• Exercise description: Each line that holds the word "複数回答可" counts once; report how many lines do so and nothing else.

• Task material:
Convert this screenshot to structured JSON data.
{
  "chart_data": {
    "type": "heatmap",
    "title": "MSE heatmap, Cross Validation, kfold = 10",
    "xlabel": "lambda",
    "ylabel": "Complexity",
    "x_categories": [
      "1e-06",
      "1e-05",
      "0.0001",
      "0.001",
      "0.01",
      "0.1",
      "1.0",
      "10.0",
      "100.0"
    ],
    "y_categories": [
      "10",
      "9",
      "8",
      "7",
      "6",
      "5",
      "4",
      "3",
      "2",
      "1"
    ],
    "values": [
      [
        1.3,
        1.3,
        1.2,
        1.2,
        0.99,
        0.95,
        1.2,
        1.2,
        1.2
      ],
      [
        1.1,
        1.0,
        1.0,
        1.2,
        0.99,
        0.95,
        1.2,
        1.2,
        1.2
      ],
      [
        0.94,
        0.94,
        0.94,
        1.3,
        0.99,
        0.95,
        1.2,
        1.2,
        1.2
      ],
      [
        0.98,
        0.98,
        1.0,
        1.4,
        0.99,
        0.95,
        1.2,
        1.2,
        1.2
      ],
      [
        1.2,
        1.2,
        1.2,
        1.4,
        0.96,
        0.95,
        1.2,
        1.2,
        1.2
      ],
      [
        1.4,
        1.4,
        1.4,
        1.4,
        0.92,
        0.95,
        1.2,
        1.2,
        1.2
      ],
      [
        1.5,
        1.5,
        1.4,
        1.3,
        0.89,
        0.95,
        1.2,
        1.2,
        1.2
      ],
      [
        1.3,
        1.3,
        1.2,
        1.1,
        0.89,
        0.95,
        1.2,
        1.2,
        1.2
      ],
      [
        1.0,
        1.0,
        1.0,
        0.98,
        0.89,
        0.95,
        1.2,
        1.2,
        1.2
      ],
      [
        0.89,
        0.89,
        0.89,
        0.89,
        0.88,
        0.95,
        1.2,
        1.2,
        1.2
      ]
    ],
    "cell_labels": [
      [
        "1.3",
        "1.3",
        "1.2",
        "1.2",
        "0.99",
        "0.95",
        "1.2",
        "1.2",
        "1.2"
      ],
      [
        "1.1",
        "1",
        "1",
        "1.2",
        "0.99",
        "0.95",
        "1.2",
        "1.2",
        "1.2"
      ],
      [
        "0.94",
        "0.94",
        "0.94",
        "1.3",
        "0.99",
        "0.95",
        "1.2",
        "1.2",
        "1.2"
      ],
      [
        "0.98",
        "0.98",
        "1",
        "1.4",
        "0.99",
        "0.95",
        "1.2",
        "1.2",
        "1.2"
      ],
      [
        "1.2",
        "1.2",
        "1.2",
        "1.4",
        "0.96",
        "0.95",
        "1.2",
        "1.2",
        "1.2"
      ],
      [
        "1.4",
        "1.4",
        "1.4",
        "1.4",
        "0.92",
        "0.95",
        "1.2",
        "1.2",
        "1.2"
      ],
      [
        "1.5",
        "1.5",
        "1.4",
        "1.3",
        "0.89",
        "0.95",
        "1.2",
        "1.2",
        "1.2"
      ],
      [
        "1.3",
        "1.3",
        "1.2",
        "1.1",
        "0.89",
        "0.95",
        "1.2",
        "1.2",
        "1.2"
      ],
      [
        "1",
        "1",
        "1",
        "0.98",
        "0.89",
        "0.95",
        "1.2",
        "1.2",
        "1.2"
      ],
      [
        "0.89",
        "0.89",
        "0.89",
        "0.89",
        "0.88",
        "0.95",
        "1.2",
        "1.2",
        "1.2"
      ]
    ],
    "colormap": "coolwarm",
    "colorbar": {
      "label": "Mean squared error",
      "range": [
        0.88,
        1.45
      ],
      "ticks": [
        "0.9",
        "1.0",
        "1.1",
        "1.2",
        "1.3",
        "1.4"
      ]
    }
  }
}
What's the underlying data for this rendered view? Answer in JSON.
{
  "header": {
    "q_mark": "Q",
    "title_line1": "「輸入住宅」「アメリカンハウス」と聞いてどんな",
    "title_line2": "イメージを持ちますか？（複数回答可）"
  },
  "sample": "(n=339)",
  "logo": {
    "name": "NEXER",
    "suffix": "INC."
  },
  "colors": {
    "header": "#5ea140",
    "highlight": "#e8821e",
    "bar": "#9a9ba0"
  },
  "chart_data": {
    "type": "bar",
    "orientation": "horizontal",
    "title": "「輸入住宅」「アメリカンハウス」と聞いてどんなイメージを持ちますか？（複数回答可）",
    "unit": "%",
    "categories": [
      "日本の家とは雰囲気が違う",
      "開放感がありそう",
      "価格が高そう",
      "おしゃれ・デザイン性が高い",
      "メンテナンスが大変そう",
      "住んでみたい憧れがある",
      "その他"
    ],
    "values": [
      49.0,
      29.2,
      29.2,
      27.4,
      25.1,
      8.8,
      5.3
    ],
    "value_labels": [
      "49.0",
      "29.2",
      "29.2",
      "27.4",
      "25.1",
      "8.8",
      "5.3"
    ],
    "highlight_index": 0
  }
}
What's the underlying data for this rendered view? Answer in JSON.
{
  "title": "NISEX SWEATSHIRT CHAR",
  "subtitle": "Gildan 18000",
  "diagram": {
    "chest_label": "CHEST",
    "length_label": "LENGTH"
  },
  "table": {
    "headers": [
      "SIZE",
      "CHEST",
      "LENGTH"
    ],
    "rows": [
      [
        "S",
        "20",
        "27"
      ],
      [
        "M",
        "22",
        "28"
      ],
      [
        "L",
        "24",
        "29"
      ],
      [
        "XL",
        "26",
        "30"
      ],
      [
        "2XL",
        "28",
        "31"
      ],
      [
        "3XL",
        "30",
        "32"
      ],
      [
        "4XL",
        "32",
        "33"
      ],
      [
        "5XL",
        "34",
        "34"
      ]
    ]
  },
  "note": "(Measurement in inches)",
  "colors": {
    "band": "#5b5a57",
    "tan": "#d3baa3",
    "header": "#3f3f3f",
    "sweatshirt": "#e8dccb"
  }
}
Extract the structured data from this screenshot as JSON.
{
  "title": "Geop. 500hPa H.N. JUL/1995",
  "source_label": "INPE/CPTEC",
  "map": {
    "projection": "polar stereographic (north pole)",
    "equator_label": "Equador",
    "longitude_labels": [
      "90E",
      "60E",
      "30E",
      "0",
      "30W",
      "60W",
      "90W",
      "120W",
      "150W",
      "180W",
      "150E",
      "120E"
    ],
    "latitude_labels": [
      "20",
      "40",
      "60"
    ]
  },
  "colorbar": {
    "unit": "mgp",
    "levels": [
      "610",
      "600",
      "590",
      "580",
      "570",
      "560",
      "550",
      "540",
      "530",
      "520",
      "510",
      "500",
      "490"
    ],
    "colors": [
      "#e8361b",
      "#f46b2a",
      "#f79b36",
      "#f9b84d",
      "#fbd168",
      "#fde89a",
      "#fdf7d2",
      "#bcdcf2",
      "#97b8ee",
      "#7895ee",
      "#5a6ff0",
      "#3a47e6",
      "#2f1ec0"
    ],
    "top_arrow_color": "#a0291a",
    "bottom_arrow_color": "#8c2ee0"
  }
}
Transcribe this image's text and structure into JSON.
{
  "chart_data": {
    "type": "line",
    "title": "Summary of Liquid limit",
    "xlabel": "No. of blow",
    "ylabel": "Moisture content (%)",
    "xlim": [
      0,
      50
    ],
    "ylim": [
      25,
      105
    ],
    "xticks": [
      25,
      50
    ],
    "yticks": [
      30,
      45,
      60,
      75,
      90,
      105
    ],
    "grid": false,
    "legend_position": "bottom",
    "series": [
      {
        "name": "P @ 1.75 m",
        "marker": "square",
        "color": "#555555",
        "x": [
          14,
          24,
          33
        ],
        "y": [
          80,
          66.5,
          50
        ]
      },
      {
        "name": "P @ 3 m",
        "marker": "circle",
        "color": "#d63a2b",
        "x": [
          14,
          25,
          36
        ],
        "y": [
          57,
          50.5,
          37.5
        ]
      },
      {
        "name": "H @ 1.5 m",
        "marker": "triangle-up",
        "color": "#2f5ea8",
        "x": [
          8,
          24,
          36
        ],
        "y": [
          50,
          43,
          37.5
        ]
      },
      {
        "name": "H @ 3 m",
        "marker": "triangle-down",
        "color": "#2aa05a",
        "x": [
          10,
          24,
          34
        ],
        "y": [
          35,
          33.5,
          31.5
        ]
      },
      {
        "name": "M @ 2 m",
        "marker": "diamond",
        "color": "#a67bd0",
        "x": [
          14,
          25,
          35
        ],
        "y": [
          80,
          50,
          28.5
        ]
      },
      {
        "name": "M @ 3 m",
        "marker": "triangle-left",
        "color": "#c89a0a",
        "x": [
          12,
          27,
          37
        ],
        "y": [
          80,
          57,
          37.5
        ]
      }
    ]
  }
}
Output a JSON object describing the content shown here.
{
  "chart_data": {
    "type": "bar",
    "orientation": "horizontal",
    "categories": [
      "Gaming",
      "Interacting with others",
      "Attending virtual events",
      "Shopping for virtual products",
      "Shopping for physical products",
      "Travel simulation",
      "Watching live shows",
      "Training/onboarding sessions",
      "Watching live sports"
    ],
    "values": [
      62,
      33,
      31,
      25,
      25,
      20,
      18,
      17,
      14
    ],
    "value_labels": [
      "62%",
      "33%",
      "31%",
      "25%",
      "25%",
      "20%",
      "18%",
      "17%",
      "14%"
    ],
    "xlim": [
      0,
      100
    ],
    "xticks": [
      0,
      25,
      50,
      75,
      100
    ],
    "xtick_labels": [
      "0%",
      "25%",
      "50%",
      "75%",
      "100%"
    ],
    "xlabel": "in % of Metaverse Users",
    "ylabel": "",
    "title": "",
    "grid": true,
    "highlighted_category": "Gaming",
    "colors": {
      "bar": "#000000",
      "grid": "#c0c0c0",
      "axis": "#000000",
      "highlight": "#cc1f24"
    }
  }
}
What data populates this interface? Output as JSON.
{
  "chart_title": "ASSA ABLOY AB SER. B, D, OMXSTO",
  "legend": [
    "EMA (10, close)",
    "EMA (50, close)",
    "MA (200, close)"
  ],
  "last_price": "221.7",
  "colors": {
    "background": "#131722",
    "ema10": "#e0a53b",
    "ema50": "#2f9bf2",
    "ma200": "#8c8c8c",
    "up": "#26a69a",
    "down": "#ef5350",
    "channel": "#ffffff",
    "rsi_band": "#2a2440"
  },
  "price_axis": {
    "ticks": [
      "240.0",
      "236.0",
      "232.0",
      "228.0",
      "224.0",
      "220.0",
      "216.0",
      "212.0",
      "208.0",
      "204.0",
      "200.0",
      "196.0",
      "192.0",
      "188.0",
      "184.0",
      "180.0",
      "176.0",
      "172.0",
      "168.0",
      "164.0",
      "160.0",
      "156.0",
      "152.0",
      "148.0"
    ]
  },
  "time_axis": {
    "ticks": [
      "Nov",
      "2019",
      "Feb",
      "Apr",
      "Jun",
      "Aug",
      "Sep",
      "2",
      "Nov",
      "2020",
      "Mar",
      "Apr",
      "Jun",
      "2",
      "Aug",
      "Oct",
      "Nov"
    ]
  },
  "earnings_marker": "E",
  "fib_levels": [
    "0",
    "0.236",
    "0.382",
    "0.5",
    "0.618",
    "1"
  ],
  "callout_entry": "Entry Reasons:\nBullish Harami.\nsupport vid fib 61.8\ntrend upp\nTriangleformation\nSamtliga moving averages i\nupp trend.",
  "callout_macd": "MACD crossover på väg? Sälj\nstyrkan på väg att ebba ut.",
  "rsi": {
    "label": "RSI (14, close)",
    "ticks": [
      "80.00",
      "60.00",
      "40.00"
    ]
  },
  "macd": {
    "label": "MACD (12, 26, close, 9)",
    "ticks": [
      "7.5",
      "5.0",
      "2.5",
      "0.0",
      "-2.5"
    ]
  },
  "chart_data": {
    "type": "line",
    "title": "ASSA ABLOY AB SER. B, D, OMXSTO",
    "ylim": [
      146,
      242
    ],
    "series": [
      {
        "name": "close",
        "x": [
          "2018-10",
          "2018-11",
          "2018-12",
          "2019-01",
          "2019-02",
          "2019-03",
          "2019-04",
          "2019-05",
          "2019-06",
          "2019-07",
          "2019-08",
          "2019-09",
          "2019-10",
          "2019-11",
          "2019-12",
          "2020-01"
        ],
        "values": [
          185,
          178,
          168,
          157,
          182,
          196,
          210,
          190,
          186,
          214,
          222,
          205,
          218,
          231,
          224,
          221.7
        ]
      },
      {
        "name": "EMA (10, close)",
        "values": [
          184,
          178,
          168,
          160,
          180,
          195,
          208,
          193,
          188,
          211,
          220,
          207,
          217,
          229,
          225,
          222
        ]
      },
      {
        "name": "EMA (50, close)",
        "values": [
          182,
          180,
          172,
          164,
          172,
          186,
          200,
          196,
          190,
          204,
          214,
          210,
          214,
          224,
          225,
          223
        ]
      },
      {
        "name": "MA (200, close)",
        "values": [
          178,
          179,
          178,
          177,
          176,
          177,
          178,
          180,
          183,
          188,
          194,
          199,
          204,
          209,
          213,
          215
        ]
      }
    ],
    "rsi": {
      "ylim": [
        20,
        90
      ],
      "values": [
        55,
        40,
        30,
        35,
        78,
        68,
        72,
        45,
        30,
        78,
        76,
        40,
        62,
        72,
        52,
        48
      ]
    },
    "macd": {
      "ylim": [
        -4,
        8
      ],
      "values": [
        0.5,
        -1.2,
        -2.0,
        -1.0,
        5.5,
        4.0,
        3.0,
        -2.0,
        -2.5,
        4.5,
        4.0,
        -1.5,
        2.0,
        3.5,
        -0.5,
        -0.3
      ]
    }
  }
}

• Completed exercise: 2